What is being asked »
Render the material again word for word, skipping the pictures in it.

--- Start Records to process ---

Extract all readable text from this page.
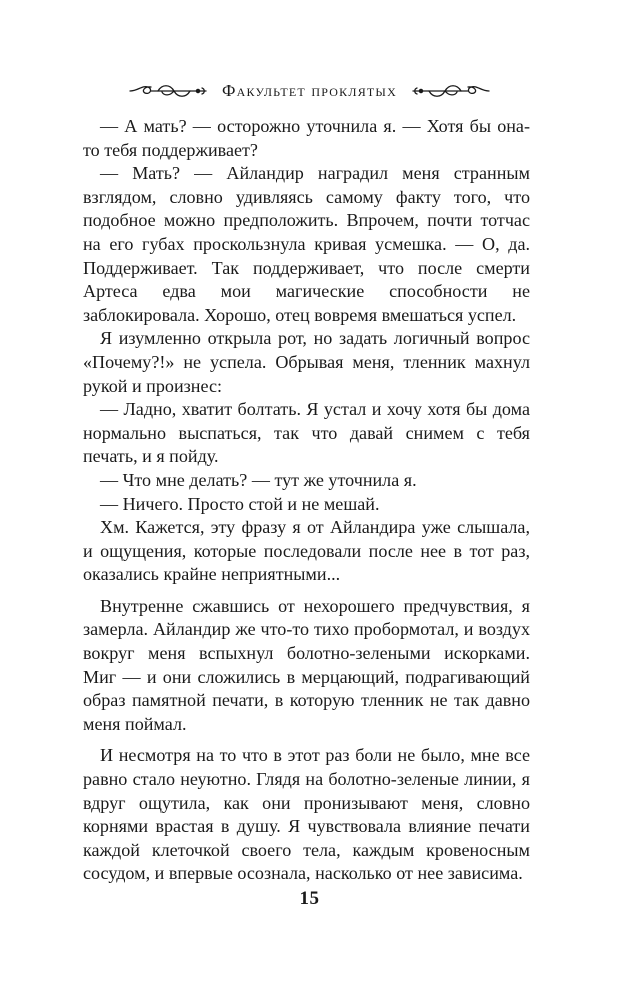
Факультет проклятых

— А мать? — осторожно уточнила я. — Хотя бы она-то тебя поддерживает?

— Мать? — Айландир наградил меня странным взглядом, словно удивляясь самому факту того, что подобное можно предположить. Впрочем, почти тотчас на его губах проскользнула кривая усмешка. — О, да. Поддерживает. Так поддерживает, что после смерти Артеса едва мои магические способности не заблокировала. Хорошо, отец вовремя вмешаться успел.

Я изумленно открыла рот, но задать логичный вопрос «Почему?!» не успела. Обрывая меня, тленник махнул рукой и произнес:

— Ладно, хватит болтать. Я устал и хочу хотя бы дома нормально выспаться, так что давай снимем с тебя печать, и я пойду.

— Что мне делать? — тут же уточнила я.

— Ничего. Просто стой и не мешай.

Хм. Кажется, эту фразу я от Айландира уже слышала, и ощущения, которые последовали после нее в тот раз, оказались крайне неприятными...

Внутренне сжавшись от нехорошего предчувствия, я замерла. Айландир же что-то тихо пробормотал, и воздух вокруг меня вспыхнул болотно-зелеными искорками. Миг — и они сложились в мерцающий, подрагивающий образ памятной печати, в которую тленник не так давно меня поймал.

И несмотря на то что в этот раз боли не было, мне все равно стало неуютно. Глядя на болотно-зеленые линии, я вдруг ощутила, как они пронизывают меня, словно корнями врастая в душу. Я чувствовала влияние печати каждой клеточкой своего тела, каждым кровеносным сосудом, и впервые осознала, насколько от нее зависима.

15
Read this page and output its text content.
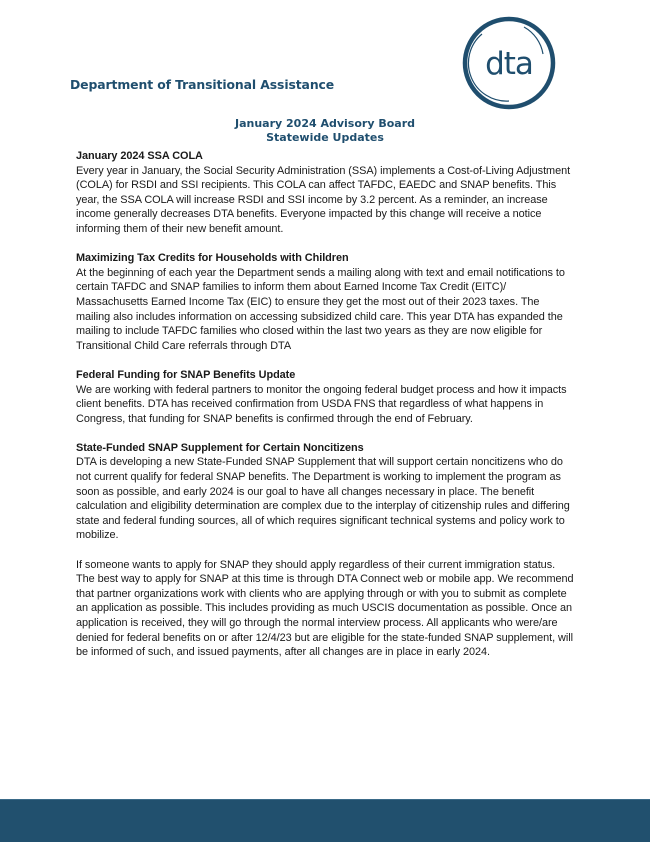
dta
Department of Transitional Assistance
January 2024 Advisory Board
Statewide Updates
January 2024 SSA COLA

Every year in January, the Social Security Administration (SSA) implements a Cost-of-Living Adjustment (COLA) for RSDI and SSI recipients. This COLA can affect TAFDC, EAEDC and SNAP benefits. This year, the SSA COLA will increase RSDI and SSI income by 3.2 percent. As a reminder, an increase income generally decreases DTA benefits. Everyone impacted by this change will receive a notice informing them of their new benefit amount.

Maximizing Tax Credits for Households with Children

At the beginning of each year the Department sends a mailing along with text and email notifications to certain TAFDC and SNAP families to inform them about Earned Income Tax Credit (EITC)/ Massachusetts Earned Income Tax (EIC) to ensure they get the most out of their 2023 taxes. The mailing also includes information on accessing subsidized child care. This year DTA has expanded the mailing to include TAFDC families who closed within the last two years as they are now eligible for Transitional Child Care referrals through DTA

Federal Funding for SNAP Benefits Update

We are working with federal partners to monitor the ongoing federal budget process and how it impacts client benefits. DTA has received confirmation from USDA FNS that regardless of what happens in Congress, that funding for SNAP benefits is confirmed through the end of February.

State-Funded SNAP Supplement for Certain Noncitizens

DTA is developing a new State-Funded SNAP Supplement that will support certain noncitizens who do not current qualify for federal SNAP benefits. The Department is working to implement the program as soon as possible, and early 2024 is our goal to have all changes necessary in place. The benefit calculation and eligibility determination are complex due to the interplay of citizenship rules and differing state and federal funding sources, all of which requires significant technical systems and policy work to mobilize.

If someone wants to apply for SNAP they should apply regardless of their current immigration status. The best way to apply for SNAP at this time is through DTA Connect web or mobile app. We recommend that partner organizations work with clients who are applying through or with you to submit as complete an application as possible. This includes providing as much USCIS documentation as possible. Once an application is received, they will go through the normal interview process. All applicants who were/are denied for federal benefits on or after 12/4/23 but are eligible for the state-funded SNAP supplement, will be informed of such, and issued payments, after all changes are in place in early 2024.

--- End Records to process ---

Output »
Extract all readable text from this page.
Факультет проклятых

— А мать? — осторожно уточнила я. — Хотя бы она-то тебя поддерживает?

— Мать? — Айландир наградил меня странным взглядом, словно удивляясь самому факту того, что подобное можно предположить. Впрочем, почти тотчас на его губах проскользнула кривая усмешка. — О, да. Поддерживает. Так поддерживает, что после смерти Артеса едва мои магические способности не заблокировала. Хорошо, отец вовремя вмешаться успел.

Я изумленно открыла рот, но задать логичный вопрос «Почему?!» не успела. Обрывая меня, тленник махнул рукой и произнес:

— Ладно, хватит болтать. Я устал и хочу хотя бы дома нормально выспаться, так что давай снимем с тебя печать, и я пойду.

— Что мне делать? — тут же уточнила я.

— Ничего. Просто стой и не мешай.

Хм. Кажется, эту фразу я от Айландира уже слышала, и ощущения, которые последовали после нее в тот раз, оказались крайне неприятными...

Внутренне сжавшись от нехорошего предчувствия, я замерла. Айландир же что-то тихо пробормотал, и воздух вокруг меня вспыхнул болотно-зелеными искорками. Миг — и они сложились в мерцающий, подрагивающий образ памятной печати, в которую тленник не так давно меня поймал.

И несмотря на то что в этот раз боли не было, мне все равно стало неуютно. Глядя на болотно-зеленые линии, я вдруг ощутила, как они пронизывают меня, словно корнями врастая в душу. Я чувствовала влияние печати каждой клеточкой своего тела, каждым кровеносным сосудом, и впервые осознала, насколько от нее зависима.

15
Read this page and output its text content.
dta
Department of Transitional Assistance
January 2024 Advisory Board
Statewide Updates
January 2024 SSA COLA

Every year in January, the Social Security Administration (SSA) implements a Cost-of-Living Adjustment (COLA) for RSDI and SSI recipients. This COLA can affect TAFDC, EAEDC and SNAP benefits. This year, the SSA COLA will increase RSDI and SSI income by 3.2 percent. As a reminder, an increase income generally decreases DTA benefits. Everyone impacted by this change will receive a notice informing them of their new benefit amount.

Maximizing Tax Credits for Households with Children

At the beginning of each year the Department sends a mailing along with text and email notifications to certain TAFDC and SNAP families to inform them about Earned Income Tax Credit (EITC)/ Massachusetts Earned Income Tax (EIC) to ensure they get the most out of their 2023 taxes. The mailing also includes information on accessing subsidized child care. This year DTA has expanded the mailing to include TAFDC families who closed within the last two years as they are now eligible for Transitional Child Care referrals through DTA

Federal Funding for SNAP Benefits Update

We are working with federal partners to monitor the ongoing federal budget process and how it impacts client benefits. DTA has received confirmation from USDA FNS that regardless of what happens in Congress, that funding for SNAP benefits is confirmed through the end of February.

State-Funded SNAP Supplement for Certain Noncitizens

DTA is developing a new State-Funded SNAP Supplement that will support certain noncitizens who do not current qualify for federal SNAP benefits. The Department is working to implement the program as soon as possible, and early 2024 is our goal to have all changes necessary in place. The benefit calculation and eligibility determination are complex due to the interplay of citizenship rules and differing state and federal funding sources, all of which requires significant technical systems and policy work to mobilize.

If someone wants to apply for SNAP they should apply regardless of their current immigration status. The best way to apply for SNAP at this time is through DTA Connect web or mobile app. We recommend that partner organizations work with clients who are applying through or with you to submit as complete an application as possible. This includes providing as much USCIS documentation as possible. Once an application is received, they will go through the normal interview process. All applicants who were/are denied for federal benefits on or after 12/4/23 but are eligible for the state-funded SNAP supplement, will be informed of such, and issued payments, after all changes are in place in early 2024.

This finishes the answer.